** Start Stored rows **

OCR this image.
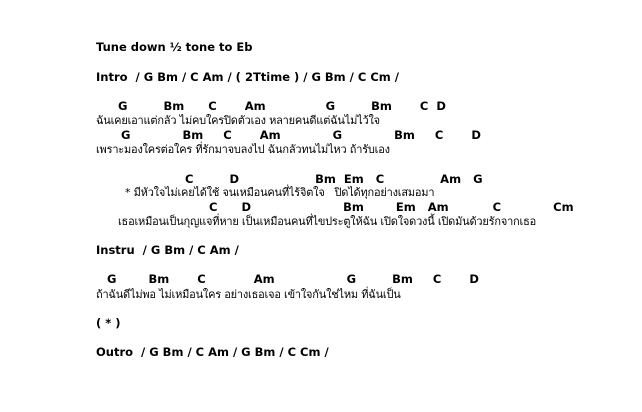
Tune down ½ tone to Eb
Intro  / G Bm / C Am / ( 2Ttime ) / G Bm / C Cm /
G         Bm      C       Am               G         Bm       C  D
ฉันเคยเอาแต่กลัว ไม่คบใครปิดตัวเอง หลายคนดีแต่ฉันไม่ไว้ใจ
G             Bm     C       Am             G             Bm     C       D
เพราะมองใครต่อใคร ที่รักมาจบลงไป ฉันกลัวทนไม่ไหว ถ้ารับเอง
C         D                   Bm  Em   C              Am   G
* มีหัวใจไม่เคยได้ใช้ จนเหมือนคนที่ไร้จิตใจ   ปิดได้ทุกอย่างเสมอมา
C      D                       Bm        Em   Am           C             Cm
เธอเหมือนเป็นกุญแจที่หาย เป็นเหมือนคนที่ไขประตูให้ฉัน เปิดใจดวงนี้ เปิดมันด้วยรักจากเธอ
Instru  / G Bm / C Am /
G        Bm       C            Am                  G         Bm     C       D
ถ้าฉันดีไม่พอ ไม่เหมือนใคร อย่างเธอเจอ เข้าใจกันใช่ไหม ที่ฉันเป็น
( * )
Outro  / G Bm / C Am / G Bm / C Cm /
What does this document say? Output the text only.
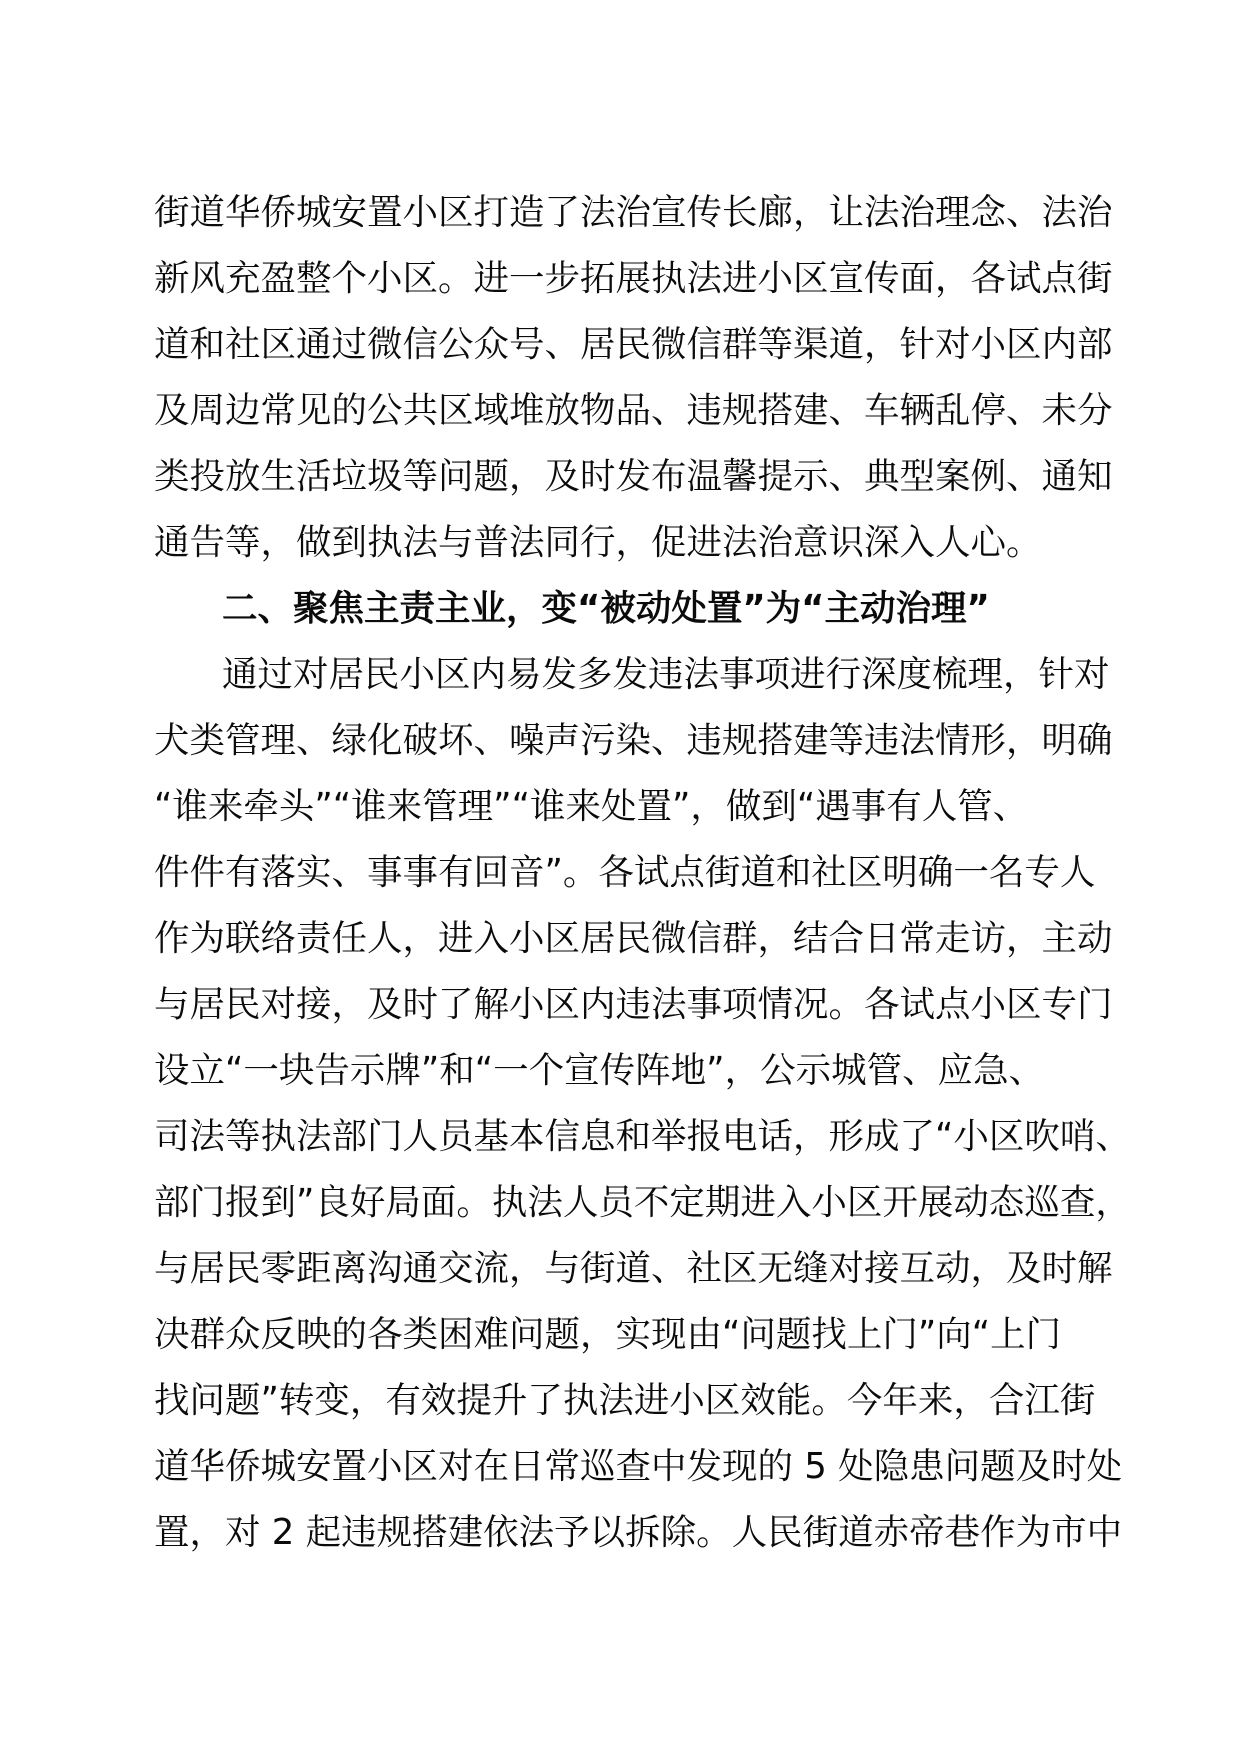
街道华侨城安置小区打造了法治宣传长廊，让法治理念、法治
新风充盈整个小区。进一步拓展执法进小区宣传面，各试点街
道和社区通过微信公众号、居民微信群等渠道，针对小区内部
及周边常见的公共区域堆放物品、违规搭建、车辆乱停、未分
类投放生活垃圾等问题，及时发布温馨提示、典型案例、通知
通告等，做到执法与普法同行，促进法治意识深入人心。
二、聚焦主责主业，变“被动处置”为“主动治理”
通过对居民小区内易发多发违法事项进行深度梳理，针对
犬类管理、绿化破坏、噪声污染、违规搭建等违法情形，明确
“谁来牵头”“谁来管理”“谁来处置”，做到“遇事有人管、
件件有落实、事事有回音”。各试点街道和社区明确一名专人
作为联络责任人，进入小区居民微信群，结合日常走访，主动
与居民对接，及时了解小区内违法事项情况。各试点小区专门
设立“一块告示牌”和“一个宣传阵地”，公示城管、应急、
司法等执法部门人员基本信息和举报电话，形成了“小区吹哨、
部门报到”良好局面。执法人员不定期进入小区开展动态巡查，
与居民零距离沟通交流，与街道、社区无缝对接互动，及时解
决群众反映的各类困难问题，实现由“问题找上门”向“上门
找问题”转变，有效提升了执法进小区效能。今年来，合江街
道华侨城安置小区对在日常巡查中发现的 5 处隐患问题及时处
置，对 2 起违规搭建依法予以拆除。人民街道赤帝巷作为市中
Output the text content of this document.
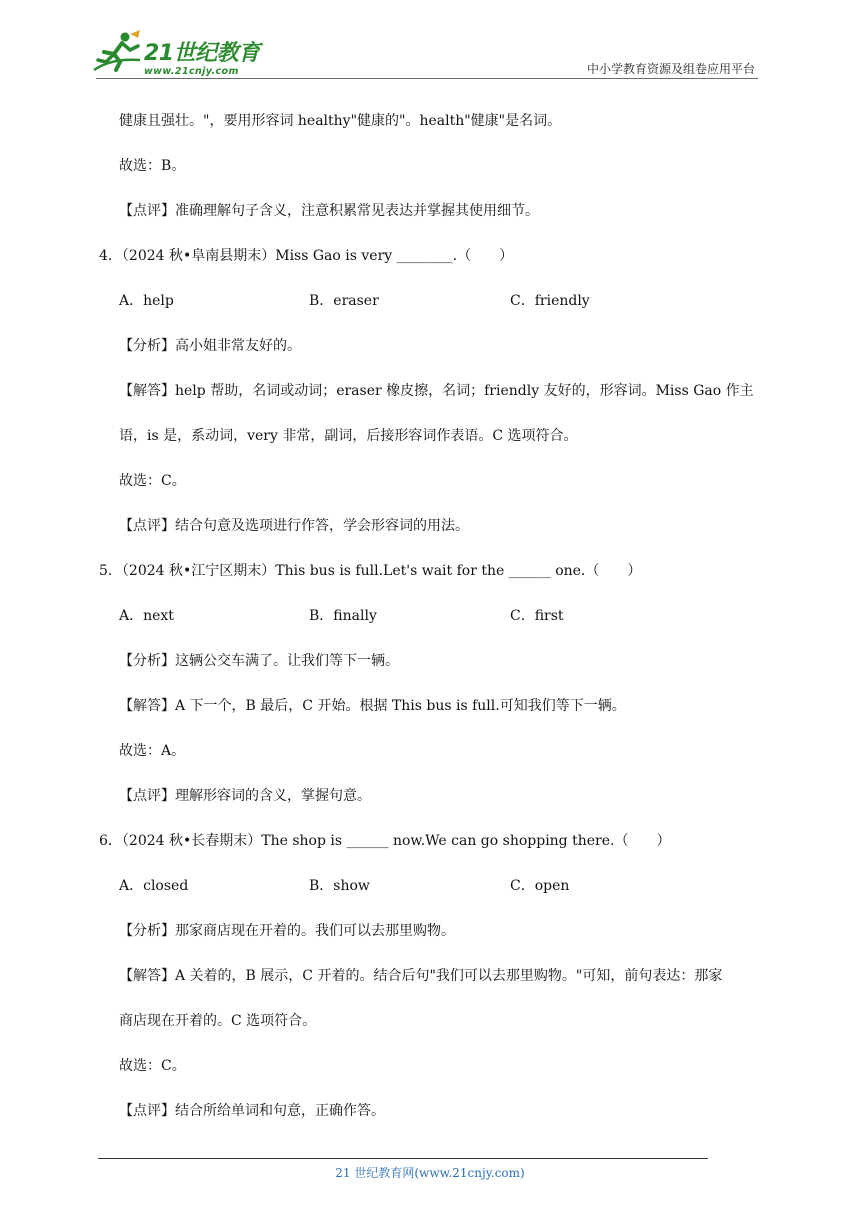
21世纪教育
www.21cnjy.com	中小学教育资源及组卷应用平台
健康且强壮。"，要用形容词 healthy"健康的"。health"健康"是名词。
故选：B。
【点评】准确理解句子含义，注意积累常见表达并掌握其使用细节。
4．（2024 秋•阜南县期末）Miss Gao is very ________.（　　）
A．help	B．eraser	C．friendly
【分析】高小姐非常友好的。
【解答】help 帮助，名词或动词；eraser 橡皮擦，名词；friendly 友好的，形容词。Miss Gao 作主
语，is 是，系动词，very 非常，副词，后接形容词作表语。C 选项符合。
故选：C。
【点评】结合句意及选项进行作答，学会形容词的用法。
5．（2024 秋•江宁区期末）This bus is full.Let's wait for the ______ one.（　　）
A．next	B．finally	C．first
【分析】这辆公交车满了。让我们等下一辆。
【解答】A 下一个，B 最后，C 开始。根据 This bus is full.可知我们等下一辆。
故选：A。
【点评】理解形容词的含义，掌握句意。
6．（2024 秋•长春期末）The shop is ______ now.We can go shopping there.（　　）
A．closed	B．show	C．open
【分析】那家商店现在开着的。我们可以去那里购物。
【解答】A 关着的，B 展示，C 开着的。结合后句"我们可以去那里购物。"可知，前句表达：那家
商店现在开着的。C 选项符合。
故选：C。
【点评】结合所给单词和句意，正确作答。
21 世纪教育网(www.21cnjy.com)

** End Stored rows **

- [Stated problem] Please retype the entries above word for word, but only from the line containing "What does this" through the last line, and without the pictures.

- [In response]
What does this document say? Output the text only.
街道华侨城安置小区打造了法治宣传长廊，让法治理念、法治
新风充盈整个小区。进一步拓展执法进小区宣传面，各试点街
道和社区通过微信公众号、居民微信群等渠道，针对小区内部
及周边常见的公共区域堆放物品、违规搭建、车辆乱停、未分
类投放生活垃圾等问题，及时发布温馨提示、典型案例、通知
通告等，做到执法与普法同行，促进法治意识深入人心。
二、聚焦主责主业，变“被动处置”为“主动治理”
通过对居民小区内易发多发违法事项进行深度梳理，针对
犬类管理、绿化破坏、噪声污染、违规搭建等违法情形，明确
“谁来牵头”“谁来管理”“谁来处置”，做到“遇事有人管、
件件有落实、事事有回音”。各试点街道和社区明确一名专人
作为联络责任人，进入小区居民微信群，结合日常走访，主动
与居民对接，及时了解小区内违法事项情况。各试点小区专门
设立“一块告示牌”和“一个宣传阵地”，公示城管、应急、
司法等执法部门人员基本信息和举报电话，形成了“小区吹哨、
部门报到”良好局面。执法人员不定期进入小区开展动态巡查，
与居民零距离沟通交流，与街道、社区无缝对接互动，及时解
决群众反映的各类困难问题，实现由“问题找上门”向“上门
找问题”转变，有效提升了执法进小区效能。今年来，合江街
道华侨城安置小区对在日常巡查中发现的 5 处隐患问题及时处
置，对 2 起违规搭建依法予以拆除。人民街道赤帝巷作为市中
Output the text content of this document.
21世纪教育
www.21cnjy.com	中小学教育资源及组卷应用平台
健康且强壮。"，要用形容词 healthy"健康的"。health"健康"是名词。
故选：B。
【点评】准确理解句子含义，注意积累常见表达并掌握其使用细节。
4．（2024 秋•阜南县期末）Miss Gao is very ________.（　　）
A．help	B．eraser	C．friendly
【分析】高小姐非常友好的。
【解答】help 帮助，名词或动词；eraser 橡皮擦，名词；friendly 友好的，形容词。Miss Gao 作主
语，is 是，系动词，very 非常，副词，后接形容词作表语。C 选项符合。
故选：C。
【点评】结合句意及选项进行作答，学会形容词的用法。
5．（2024 秋•江宁区期末）This bus is full.Let's wait for the ______ one.（　　）
A．next	B．finally	C．first
【分析】这辆公交车满了。让我们等下一辆。
【解答】A 下一个，B 最后，C 开始。根据 This bus is full.可知我们等下一辆。
故选：A。
【点评】理解形容词的含义，掌握句意。
6．（2024 秋•长春期末）The shop is ______ now.We can go shopping there.（　　）
A．closed	B．show	C．open
【分析】那家商店现在开着的。我们可以去那里购物。
【解答】A 关着的，B 展示，C 开着的。结合后句"我们可以去那里购物。"可知，前句表达：那家
商店现在开着的。C 选项符合。
故选：C。
【点评】结合所给单词和句意，正确作答。
21 世纪教育网(www.21cnjy.com)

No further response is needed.